Dataset rows:
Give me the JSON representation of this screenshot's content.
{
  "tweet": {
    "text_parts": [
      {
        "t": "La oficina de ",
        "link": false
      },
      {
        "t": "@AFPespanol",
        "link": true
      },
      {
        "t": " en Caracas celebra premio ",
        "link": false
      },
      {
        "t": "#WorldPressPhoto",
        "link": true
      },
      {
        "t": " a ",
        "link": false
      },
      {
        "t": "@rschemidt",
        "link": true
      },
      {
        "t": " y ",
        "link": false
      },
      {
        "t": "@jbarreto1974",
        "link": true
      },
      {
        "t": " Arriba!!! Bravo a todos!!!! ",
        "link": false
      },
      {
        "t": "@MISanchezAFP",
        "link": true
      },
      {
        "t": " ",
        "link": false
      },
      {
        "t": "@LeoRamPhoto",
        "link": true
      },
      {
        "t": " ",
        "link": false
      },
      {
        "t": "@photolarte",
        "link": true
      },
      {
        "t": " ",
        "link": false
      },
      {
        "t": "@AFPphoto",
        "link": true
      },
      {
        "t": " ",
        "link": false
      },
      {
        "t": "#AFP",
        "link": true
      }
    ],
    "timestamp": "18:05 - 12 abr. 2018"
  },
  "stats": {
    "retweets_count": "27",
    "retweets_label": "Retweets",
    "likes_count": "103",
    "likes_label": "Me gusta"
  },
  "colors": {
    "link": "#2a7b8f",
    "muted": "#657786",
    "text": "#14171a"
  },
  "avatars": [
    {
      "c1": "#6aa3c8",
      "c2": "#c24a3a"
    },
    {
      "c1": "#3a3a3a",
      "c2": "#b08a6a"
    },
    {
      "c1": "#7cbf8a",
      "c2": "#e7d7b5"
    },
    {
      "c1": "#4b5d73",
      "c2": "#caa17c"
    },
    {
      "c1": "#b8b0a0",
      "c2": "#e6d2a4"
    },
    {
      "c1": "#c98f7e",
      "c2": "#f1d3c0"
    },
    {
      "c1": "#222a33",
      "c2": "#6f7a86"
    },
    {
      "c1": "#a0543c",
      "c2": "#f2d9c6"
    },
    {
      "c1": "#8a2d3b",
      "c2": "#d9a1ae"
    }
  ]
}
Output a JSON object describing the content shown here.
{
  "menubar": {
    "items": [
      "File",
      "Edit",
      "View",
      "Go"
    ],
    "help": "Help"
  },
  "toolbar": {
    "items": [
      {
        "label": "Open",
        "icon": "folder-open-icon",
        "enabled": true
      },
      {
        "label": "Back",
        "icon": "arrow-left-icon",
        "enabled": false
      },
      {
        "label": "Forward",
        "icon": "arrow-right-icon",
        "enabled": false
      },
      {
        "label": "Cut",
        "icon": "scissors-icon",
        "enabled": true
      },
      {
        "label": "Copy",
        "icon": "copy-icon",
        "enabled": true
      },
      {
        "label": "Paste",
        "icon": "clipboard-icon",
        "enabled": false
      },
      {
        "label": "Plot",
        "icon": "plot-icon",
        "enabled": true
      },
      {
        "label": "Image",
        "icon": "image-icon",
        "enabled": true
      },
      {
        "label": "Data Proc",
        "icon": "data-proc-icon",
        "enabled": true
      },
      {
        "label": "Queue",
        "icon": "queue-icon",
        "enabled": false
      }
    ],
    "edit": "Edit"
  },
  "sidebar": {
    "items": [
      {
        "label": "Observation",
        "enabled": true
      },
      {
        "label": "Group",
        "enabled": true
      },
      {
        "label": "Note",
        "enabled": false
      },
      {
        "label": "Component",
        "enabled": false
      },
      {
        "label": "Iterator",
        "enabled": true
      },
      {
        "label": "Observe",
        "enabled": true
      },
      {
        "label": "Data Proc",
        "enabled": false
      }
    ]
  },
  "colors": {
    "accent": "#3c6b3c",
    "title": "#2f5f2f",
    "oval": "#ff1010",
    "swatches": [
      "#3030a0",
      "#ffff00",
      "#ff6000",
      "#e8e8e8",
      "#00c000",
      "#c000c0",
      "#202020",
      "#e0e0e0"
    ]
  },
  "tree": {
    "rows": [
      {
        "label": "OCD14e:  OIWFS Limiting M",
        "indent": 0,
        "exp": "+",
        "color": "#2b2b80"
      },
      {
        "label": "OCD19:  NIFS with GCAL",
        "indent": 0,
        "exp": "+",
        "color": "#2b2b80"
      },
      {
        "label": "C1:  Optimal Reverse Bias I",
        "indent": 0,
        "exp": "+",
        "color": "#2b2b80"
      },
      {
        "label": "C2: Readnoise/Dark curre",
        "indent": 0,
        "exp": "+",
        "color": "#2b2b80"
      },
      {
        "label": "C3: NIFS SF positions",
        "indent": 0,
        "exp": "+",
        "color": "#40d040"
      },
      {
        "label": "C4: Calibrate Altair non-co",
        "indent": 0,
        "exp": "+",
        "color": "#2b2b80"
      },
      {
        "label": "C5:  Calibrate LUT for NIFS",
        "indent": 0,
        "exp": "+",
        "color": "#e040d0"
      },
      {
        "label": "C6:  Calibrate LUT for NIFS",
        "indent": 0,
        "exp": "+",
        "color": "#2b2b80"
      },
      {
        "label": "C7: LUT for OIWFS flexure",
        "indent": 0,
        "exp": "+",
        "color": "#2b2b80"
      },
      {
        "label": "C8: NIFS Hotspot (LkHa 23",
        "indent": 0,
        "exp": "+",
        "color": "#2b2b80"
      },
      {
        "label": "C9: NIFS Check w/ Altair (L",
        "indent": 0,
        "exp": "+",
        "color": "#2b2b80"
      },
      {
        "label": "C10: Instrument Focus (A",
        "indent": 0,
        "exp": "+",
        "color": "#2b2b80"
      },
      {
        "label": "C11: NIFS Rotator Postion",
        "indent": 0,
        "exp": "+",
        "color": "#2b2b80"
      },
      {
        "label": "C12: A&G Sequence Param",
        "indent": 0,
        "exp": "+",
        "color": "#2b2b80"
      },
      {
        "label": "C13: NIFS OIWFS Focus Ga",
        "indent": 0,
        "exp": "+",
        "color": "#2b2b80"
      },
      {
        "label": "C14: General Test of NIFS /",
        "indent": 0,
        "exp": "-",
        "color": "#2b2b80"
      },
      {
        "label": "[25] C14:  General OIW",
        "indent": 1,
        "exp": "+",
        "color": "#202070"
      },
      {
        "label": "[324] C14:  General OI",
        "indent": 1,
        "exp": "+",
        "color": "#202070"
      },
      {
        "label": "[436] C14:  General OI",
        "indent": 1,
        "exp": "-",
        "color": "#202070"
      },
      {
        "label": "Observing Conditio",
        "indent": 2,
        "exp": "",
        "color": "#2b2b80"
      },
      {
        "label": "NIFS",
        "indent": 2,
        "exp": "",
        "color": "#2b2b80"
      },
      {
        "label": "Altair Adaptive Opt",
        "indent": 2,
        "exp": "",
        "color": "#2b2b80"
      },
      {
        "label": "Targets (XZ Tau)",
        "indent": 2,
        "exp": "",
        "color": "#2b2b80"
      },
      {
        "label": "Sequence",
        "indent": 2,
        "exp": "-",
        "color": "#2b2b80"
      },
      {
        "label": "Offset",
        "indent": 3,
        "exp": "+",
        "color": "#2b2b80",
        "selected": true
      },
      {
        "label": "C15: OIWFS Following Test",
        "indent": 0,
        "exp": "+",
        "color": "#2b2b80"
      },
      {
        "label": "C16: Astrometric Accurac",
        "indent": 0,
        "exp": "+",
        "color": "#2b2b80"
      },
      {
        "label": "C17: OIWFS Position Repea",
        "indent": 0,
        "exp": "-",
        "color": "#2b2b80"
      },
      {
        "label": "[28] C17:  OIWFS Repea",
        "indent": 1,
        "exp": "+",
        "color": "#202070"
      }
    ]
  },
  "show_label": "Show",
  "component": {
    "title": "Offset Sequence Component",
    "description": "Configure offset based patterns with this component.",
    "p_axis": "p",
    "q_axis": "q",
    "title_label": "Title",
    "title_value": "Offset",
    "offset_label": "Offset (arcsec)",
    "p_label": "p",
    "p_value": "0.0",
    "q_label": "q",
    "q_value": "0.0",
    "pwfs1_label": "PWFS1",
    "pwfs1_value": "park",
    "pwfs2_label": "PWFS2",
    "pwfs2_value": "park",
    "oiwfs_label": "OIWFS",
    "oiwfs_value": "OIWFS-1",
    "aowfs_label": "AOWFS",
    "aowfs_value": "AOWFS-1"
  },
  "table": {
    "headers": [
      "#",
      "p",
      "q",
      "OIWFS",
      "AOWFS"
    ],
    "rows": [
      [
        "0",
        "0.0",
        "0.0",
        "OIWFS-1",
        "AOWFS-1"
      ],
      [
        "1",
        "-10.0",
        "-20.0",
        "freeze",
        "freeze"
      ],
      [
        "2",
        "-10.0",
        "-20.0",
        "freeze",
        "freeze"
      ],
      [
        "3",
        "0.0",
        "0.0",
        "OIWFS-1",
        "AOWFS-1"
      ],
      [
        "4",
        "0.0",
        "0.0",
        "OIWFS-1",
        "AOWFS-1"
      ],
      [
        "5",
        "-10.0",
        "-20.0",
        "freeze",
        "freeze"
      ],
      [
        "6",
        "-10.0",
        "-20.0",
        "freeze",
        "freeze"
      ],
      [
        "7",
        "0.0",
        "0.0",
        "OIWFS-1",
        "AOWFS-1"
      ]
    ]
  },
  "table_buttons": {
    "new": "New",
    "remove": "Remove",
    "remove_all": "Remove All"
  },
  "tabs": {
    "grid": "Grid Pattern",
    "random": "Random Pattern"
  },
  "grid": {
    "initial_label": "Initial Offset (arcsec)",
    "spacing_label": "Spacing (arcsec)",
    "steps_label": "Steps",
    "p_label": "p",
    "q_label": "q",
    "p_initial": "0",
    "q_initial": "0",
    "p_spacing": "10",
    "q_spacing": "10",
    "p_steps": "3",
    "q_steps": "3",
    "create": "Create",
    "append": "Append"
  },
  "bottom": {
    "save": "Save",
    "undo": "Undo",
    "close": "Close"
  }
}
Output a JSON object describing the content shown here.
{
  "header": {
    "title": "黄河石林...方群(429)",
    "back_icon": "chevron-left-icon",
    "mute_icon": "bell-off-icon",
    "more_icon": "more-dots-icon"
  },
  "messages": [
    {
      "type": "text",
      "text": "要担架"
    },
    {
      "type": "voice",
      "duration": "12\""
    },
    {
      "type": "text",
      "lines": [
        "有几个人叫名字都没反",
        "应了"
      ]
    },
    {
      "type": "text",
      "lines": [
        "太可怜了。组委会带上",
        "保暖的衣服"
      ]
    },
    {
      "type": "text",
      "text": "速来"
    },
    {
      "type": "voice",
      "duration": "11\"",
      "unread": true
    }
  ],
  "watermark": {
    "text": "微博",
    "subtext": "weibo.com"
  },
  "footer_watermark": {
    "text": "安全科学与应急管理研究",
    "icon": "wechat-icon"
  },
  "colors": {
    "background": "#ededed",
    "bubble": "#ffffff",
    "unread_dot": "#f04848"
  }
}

EXERCISE DIRECTIONS:
Only the number is wanted: how many lines in the data include the string "General"?

RESULT BELOW:
4